[Your goal]
Write out all of the entries that follow, word for word, but skip the pictures.

(Extracts from a graphics dataset)
<<<<

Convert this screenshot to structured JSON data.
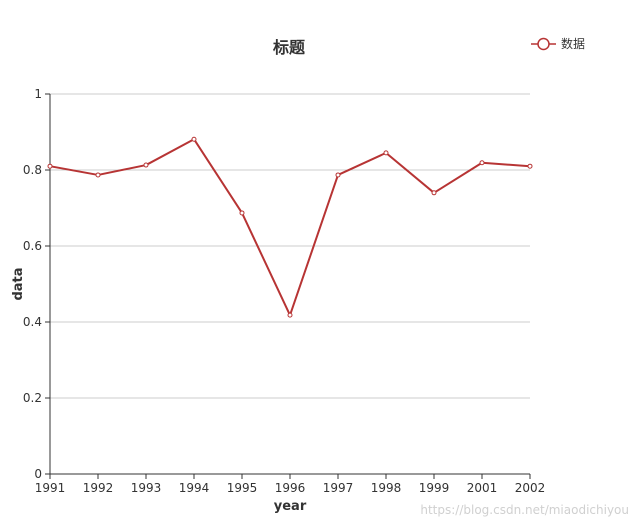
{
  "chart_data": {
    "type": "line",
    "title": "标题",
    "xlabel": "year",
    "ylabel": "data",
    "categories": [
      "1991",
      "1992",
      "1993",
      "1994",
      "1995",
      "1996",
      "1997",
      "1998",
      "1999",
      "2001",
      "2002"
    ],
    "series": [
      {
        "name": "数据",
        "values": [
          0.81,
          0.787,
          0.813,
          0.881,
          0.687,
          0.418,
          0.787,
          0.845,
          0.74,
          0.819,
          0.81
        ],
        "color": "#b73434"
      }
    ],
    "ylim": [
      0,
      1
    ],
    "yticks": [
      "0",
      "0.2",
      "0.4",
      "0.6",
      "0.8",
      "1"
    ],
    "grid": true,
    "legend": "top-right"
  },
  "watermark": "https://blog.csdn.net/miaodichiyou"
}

>>>>

[Solved exercise]
Convert this screenshot to structured JSON data.
{
  "chart_data": {
    "type": "line",
    "title": "标题",
    "xlabel": "year",
    "ylabel": "data",
    "categories": [
      "1991",
      "1992",
      "1993",
      "1994",
      "1995",
      "1996",
      "1997",
      "1998",
      "1999",
      "2001",
      "2002"
    ],
    "series": [
      {
        "name": "数据",
        "values": [
          0.81,
          0.787,
          0.813,
          0.881,
          0.687,
          0.418,
          0.787,
          0.845,
          0.74,
          0.819,
          0.81
        ],
        "color": "#b73434"
      }
    ],
    "ylim": [
      0,
      1
    ],
    "yticks": [
      "0",
      "0.2",
      "0.4",
      "0.6",
      "0.8",
      "1"
    ],
    "grid": true,
    "legend": "top-right"
  },
  "watermark": "https://blog.csdn.net/miaodichiyou"
}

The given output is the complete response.